Exercise task:
Report how many lines contain the word "scale", with no other text.

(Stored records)
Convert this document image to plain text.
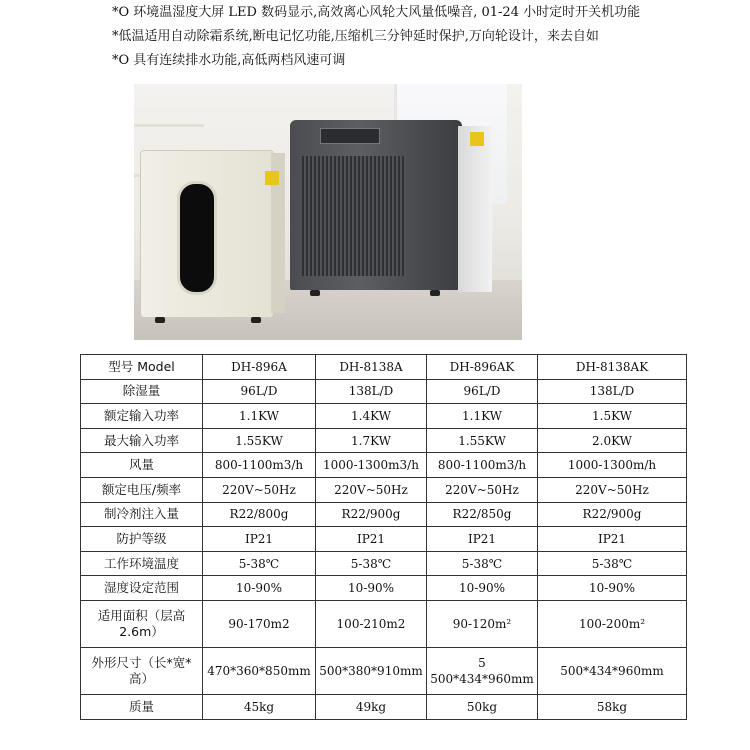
*O 环境温湿度大屏 LED 数码显示,高效离心风轮大风量低噪音, 01-24 小时定时开关机功能
*低温适用自动除霜系统,断电记忆功能,压缩机三分钟延时保护,万向轮设计，来去自如
*O 具有连续排水功能,高低两档风速可调
型号 Model	DH-896A	DH-8138A	DH-896AK	DH-8138AK
除湿量	96L/D	138L/D	96L/D	138L/D
额定输入功率	1.1KW	1.4KW	1.1KW	1.5KW
最大输入功率	1.55KW	1.7KW	1.55KW	2.0KW
风量	800-1100m3/h	1000-1300m3/h	800-1100m3/h	1000-1300m/h
额定电压/频率	220V~50Hz	220V~50Hz	220V~50Hz	220V~50Hz
制冷剂注入量	R22/800g	R22/900g	R22/850g	R22/900g
防护等级	IP21	IP21	IP21	IP21
工作环境温度	5-38℃	5-38℃	5-38℃	5-38℃
湿度设定范围	10-90%	10-90%	10-90%	10-90%
适用面积（层高 2.6m）	90-170m2	100-210m2	90-120m²	100-200m²
外形尺寸（长*宽*高）	470*360*850mm	500*380*910mm	5 500*434*960mm	500*434*960mm
质量	45kg	49kg	50kg	58kg
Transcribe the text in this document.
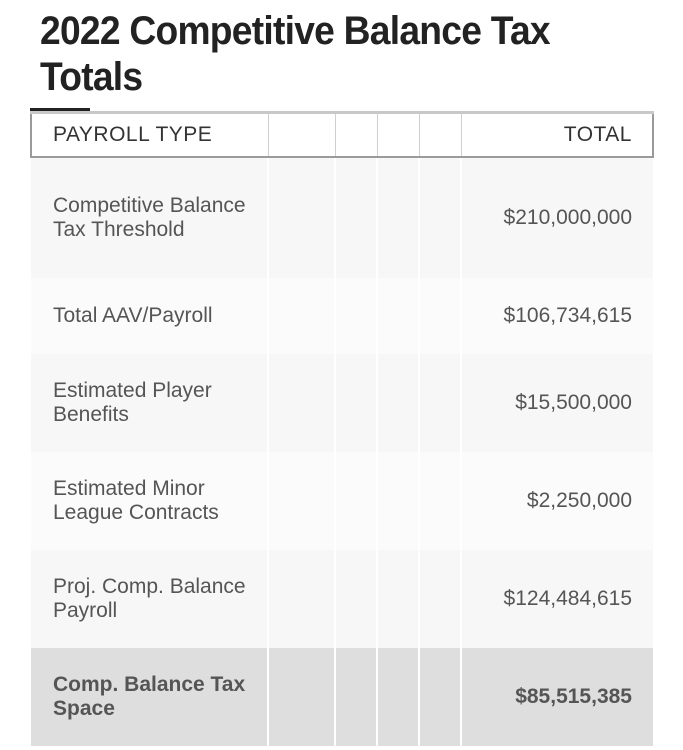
2022 Competitive Balance Tax Totals
PAYROLL TYPE					TOTAL
Competitive Balance Tax Threshold					$210,000,000
Total AAV/Payroll					$106,734,615
Estimated Player Benefits					$15,500,000
Estimated Minor League Contracts					$2,250,000
Proj. Comp. Balance Payroll					$124,484,615
Comp. Balance Tax Space					$85,515,385
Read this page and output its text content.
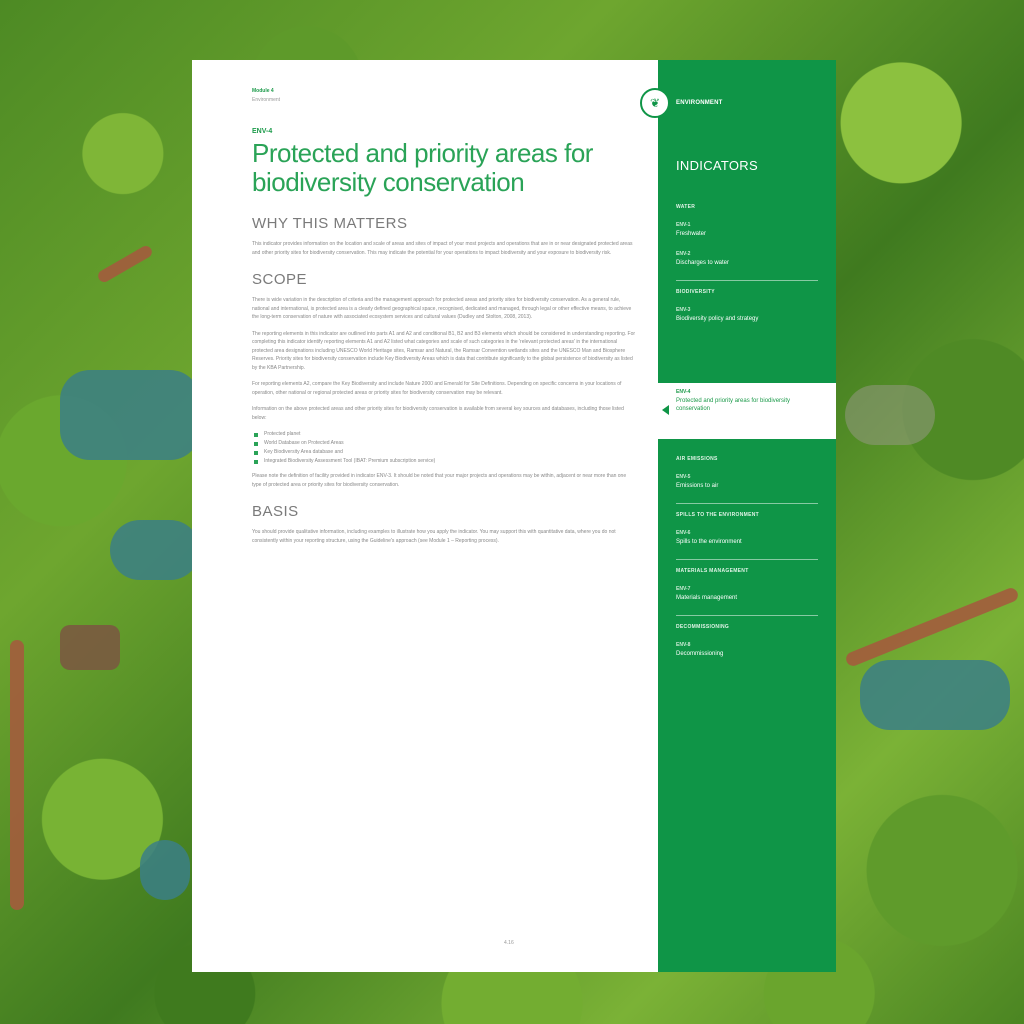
Module 4

Environment

ENV-4

Protected and priority areas for biodiversity conservation
WHY THIS MATTERS

This indicator provides information on the location and scale of areas and sites of impact of your most projects and operations that are in or near designated protected areas and other priority sites for biodiversity conservation. This may indicate the potential for your operations to impact biodiversity and your exposure to biodiversity risk.

SCOPE

There is wide variation in the description of criteria and the management approach for protected areas and priority sites for biodiversity conservation. As a general rule, national and international, is protected area is a clearly defined geographical space, recognised, dedicated and managed, through legal or other effective means, to achieve the long-term conservation of nature with associated ecosystem services and cultural values (Dudley and Stolton, 2008, 2013).

The reporting elements in this indicator are outlined into parts A1 and A2 and conditional B1, B2 and B3 elements which should be considered in understanding reporting. For completing this indicator identify reporting elements A1 and A2 listed what categories and scale of such categories in the 'relevant protected areas' in the international protected area designations including UNESCO World Heritage sites, Ramsar and Natural, the Ramsar Convention wetlands sites and the UNESCO Man and Biosphere Reserves. Priority sites for biodiversity conservation include Key Biodiversity Areas which is data that contribute significantly to the global persistence of biodiversity as listed by the KBA Partnership.

For reporting elements A2, compare the Key Biodiversity and include Nature 2000 and Emerald for Site Definitions. Depending on specific concerns in your locations of operation, other national or regional protected areas or priority sites for biodiversity conservation may be relevant.

Information on the above protected areas and other priority sites for biodiversity conservation is available from several key sources and databases, including those listed below:

Protected planet
World Database on Protected Areas
Key Biodiversity Area database and
Integrated Biodiversity Assessment Tool (IBAT: Premium subscription service)

Please note the definition of facility provided in indicator ENV-3. It should be noted that your major projects and operations may be within, adjacent or near more than one type of protected area or priority sites for biodiversity conservation.

BASIS

You should provide qualitative information, including examples to illustrate how you apply the indicator. You may support this with quantitative data, where you do not consistently within your reporting structure, using the Guideline's approach (see Module 1 – Reporting process).

4.16
❦	ENVIRONMENT
INDICATORS
WATER
ENV-1
Freshwater
ENV-2
Discharges to water
BIODIVERSITY
ENV-3
Biodiversity policy and strategy
AIR EMISSIONS
ENV-5
Emissions to air
SPILLS TO THE ENVIRONMENT
ENV-6
Spills to the environment
MATERIALS MANAGEMENT
ENV-7
Materials management
DECOMMISSIONING
ENV-8
Decommissioning
ENV-4
Protected and priority areas for biodiversity conservation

Answer for the task:
2